Stated task →
Copy every line of the material below word for word.

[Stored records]
* * * *
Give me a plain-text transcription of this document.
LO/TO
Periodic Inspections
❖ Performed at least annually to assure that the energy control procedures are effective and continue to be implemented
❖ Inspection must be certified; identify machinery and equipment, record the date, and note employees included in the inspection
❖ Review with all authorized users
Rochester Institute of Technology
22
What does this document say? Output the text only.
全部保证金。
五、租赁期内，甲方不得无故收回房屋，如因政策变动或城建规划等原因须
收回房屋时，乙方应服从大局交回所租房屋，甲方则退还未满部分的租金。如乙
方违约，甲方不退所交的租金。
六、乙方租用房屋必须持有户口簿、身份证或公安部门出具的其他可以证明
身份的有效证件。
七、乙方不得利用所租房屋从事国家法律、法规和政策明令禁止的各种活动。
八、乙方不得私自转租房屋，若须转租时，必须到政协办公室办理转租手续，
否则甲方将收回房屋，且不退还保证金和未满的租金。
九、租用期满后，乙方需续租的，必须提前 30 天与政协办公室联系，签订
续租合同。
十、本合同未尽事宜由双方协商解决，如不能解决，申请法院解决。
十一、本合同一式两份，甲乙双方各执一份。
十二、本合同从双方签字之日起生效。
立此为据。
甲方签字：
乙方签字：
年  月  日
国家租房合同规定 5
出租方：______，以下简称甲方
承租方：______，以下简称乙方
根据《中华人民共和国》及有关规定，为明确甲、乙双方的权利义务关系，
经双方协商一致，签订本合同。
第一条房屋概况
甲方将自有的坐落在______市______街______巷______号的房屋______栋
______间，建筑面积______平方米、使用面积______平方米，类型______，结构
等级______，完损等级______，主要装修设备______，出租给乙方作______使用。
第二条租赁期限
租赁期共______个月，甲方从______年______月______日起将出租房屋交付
* * * *
Answer in full →
Give me a plain-text transcription of this document.
LO/TO
Periodic Inspections
❖ Performed at least annually to assure that the energy control procedures are effective and continue to be implemented
❖ Inspection must be certified; identify machinery and equipment, record the date, and note employees included in the inspection
❖ Review with all authorized users
Rochester Institute of Technology
22
What does this document say? Output the text only.
全部保证金。
五、租赁期内，甲方不得无故收回房屋，如因政策变动或城建规划等原因须
收回房屋时，乙方应服从大局交回所租房屋，甲方则退还未满部分的租金。如乙
方违约，甲方不退所交的租金。
六、乙方租用房屋必须持有户口簿、身份证或公安部门出具的其他可以证明
身份的有效证件。
七、乙方不得利用所租房屋从事国家法律、法规和政策明令禁止的各种活动。
八、乙方不得私自转租房屋，若须转租时，必须到政协办公室办理转租手续，
否则甲方将收回房屋，且不退还保证金和未满的租金。
九、租用期满后，乙方需续租的，必须提前 30 天与政协办公室联系，签订
续租合同。
十、本合同未尽事宜由双方协商解决，如不能解决，申请法院解决。
十一、本合同一式两份，甲乙双方各执一份。
十二、本合同从双方签字之日起生效。
立此为据。
甲方签字：
乙方签字：
年  月  日
国家租房合同规定 5
出租方：______，以下简称甲方
承租方：______，以下简称乙方
根据《中华人民共和国》及有关规定，为明确甲、乙双方的权利义务关系，
经双方协商一致，签订本合同。
第一条房屋概况
甲方将自有的坐落在______市______街______巷______号的房屋______栋
______间，建筑面积______平方米、使用面积______平方米，类型______，结构
等级______，完损等级______，主要装修设备______，出租给乙方作______使用。
第二条租赁期限
租赁期共______个月，甲方从______年______月______日起将出租房屋交付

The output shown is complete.